In the listing below, locate the lines that hold "tell" and copy them.
----------------------------------------
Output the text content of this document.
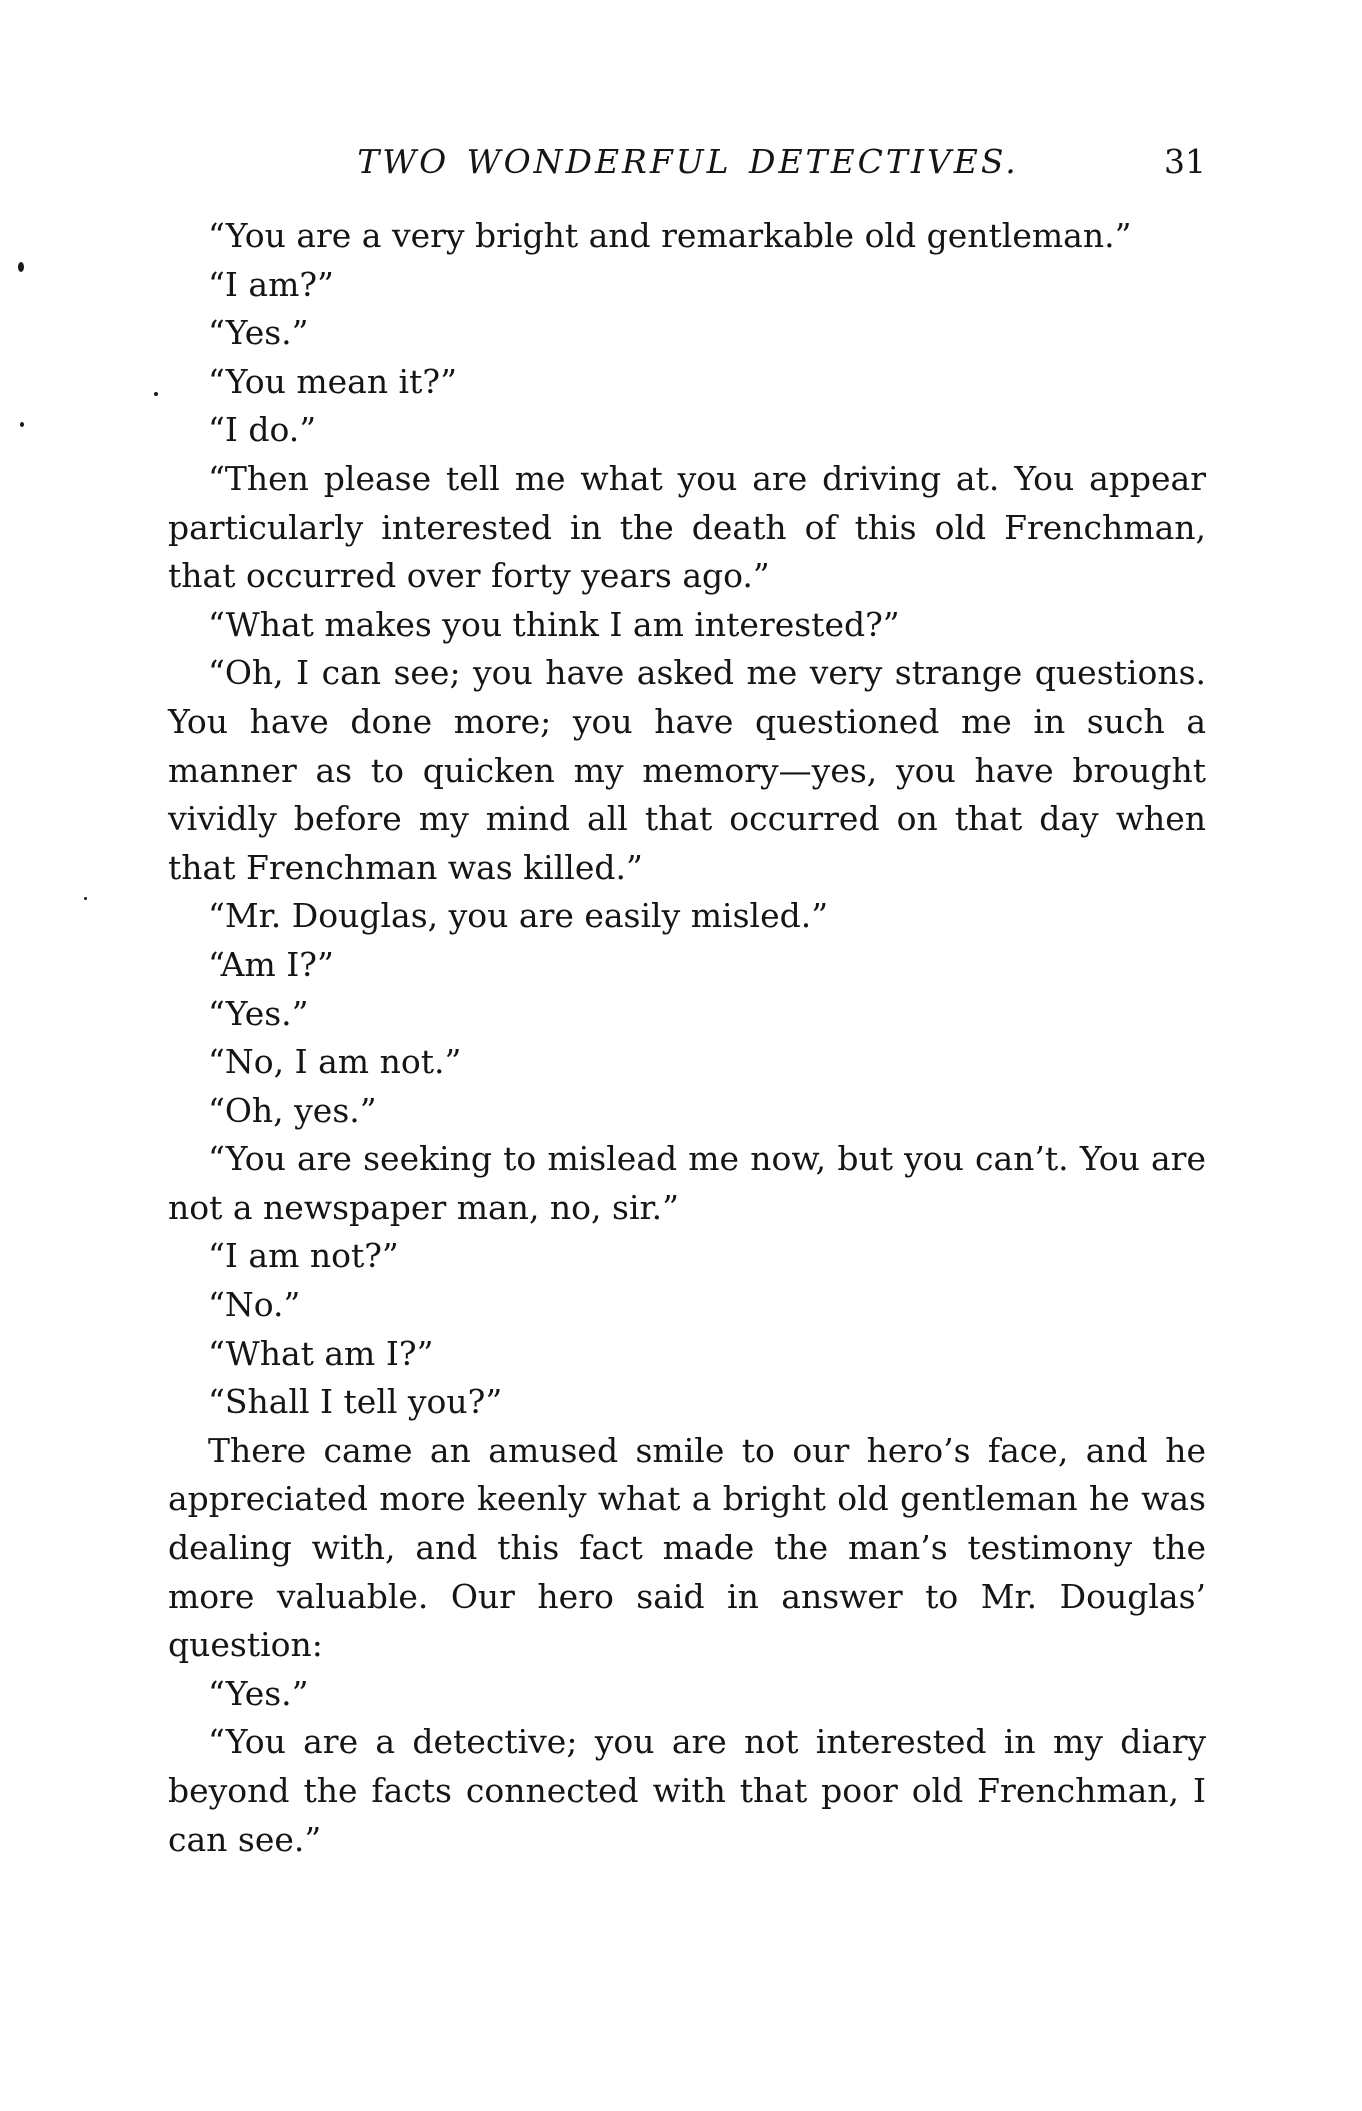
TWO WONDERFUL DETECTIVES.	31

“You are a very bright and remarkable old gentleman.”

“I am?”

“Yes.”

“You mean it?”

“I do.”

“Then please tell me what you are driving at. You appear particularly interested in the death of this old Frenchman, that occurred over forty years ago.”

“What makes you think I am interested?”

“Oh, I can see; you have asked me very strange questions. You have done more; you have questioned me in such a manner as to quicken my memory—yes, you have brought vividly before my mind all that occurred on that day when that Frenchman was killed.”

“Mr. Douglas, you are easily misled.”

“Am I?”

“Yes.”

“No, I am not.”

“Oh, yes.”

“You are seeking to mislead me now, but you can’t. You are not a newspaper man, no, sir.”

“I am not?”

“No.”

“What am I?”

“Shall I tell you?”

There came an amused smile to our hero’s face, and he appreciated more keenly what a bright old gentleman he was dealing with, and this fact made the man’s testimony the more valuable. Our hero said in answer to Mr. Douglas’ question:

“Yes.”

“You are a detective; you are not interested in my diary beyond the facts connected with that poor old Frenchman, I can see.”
----------------------------------------
Answer below:
“Then please tell me what you are driving at. You appear particularly interested in the death of this old Frenchman, that occurred over forty years ago.”
“Shall I tell you?”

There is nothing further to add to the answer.